- _WHAT THIS TASK INVOLVES_
Skip the pictures and repeat each line of the data exactly.

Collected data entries
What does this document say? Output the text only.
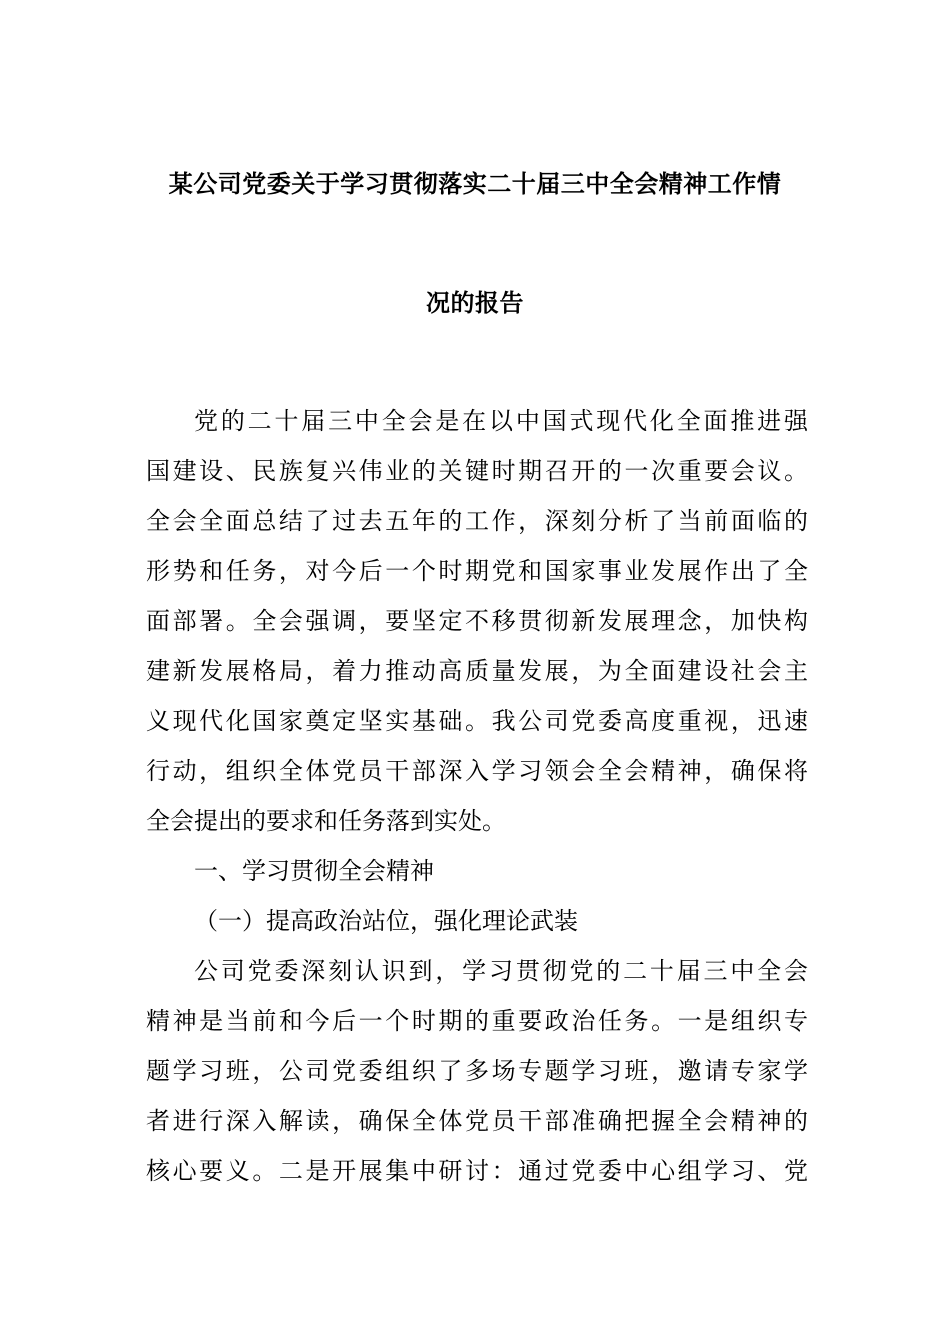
某公司党委关于学习贯彻落实二十届三中全会精神工作情
况的报告
党的二十届三中全会是在以中国式现代化全面推进强
国建设、民族复兴伟业的关键时期召开的一次重要会议。
全会全面总结了过去五年的工作，深刻分析了当前面临的
形势和任务，对今后一个时期党和国家事业发展作出了全
面部署。全会强调，要坚定不移贯彻新发展理念，加快构
建新发展格局，着力推动高质量发展，为全面建设社会主
义现代化国家奠定坚实基础。我公司党委高度重视，迅速
行动，组织全体党员干部深入学习领会全会精神，确保将
全会提出的要求和任务落到实处。
一、学习贯彻全会精神
（一）提高政治站位，强化理论武装
公司党委深刻认识到，学习贯彻党的二十届三中全会
精神是当前和今后一个时期的重要政治任务。一是组织专
题学习班，公司党委组织了多场专题学习班，邀请专家学
者进行深入解读，确保全体党员干部准确把握全会精神的
核心要义。二是开展集中研讨：通过党委中心组学习、党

- _SOLUTION TO THIS PROBLEM_
What does this document say? Output the text only.
某公司党委关于学习贯彻落实二十届三中全会精神工作情
况的报告
党的二十届三中全会是在以中国式现代化全面推进强
国建设、民族复兴伟业的关键时期召开的一次重要会议。
全会全面总结了过去五年的工作，深刻分析了当前面临的
形势和任务，对今后一个时期党和国家事业发展作出了全
面部署。全会强调，要坚定不移贯彻新发展理念，加快构
建新发展格局，着力推动高质量发展，为全面建设社会主
义现代化国家奠定坚实基础。我公司党委高度重视，迅速
行动，组织全体党员干部深入学习领会全会精神，确保将
全会提出的要求和任务落到实处。
一、学习贯彻全会精神
（一）提高政治站位，强化理论武装
公司党委深刻认识到，学习贯彻党的二十届三中全会
精神是当前和今后一个时期的重要政治任务。一是组织专
题学习班，公司党委组织了多场专题学习班，邀请专家学
者进行深入解读，确保全体党员干部准确把握全会精神的
核心要义。二是开展集中研讨：通过党委中心组学习、党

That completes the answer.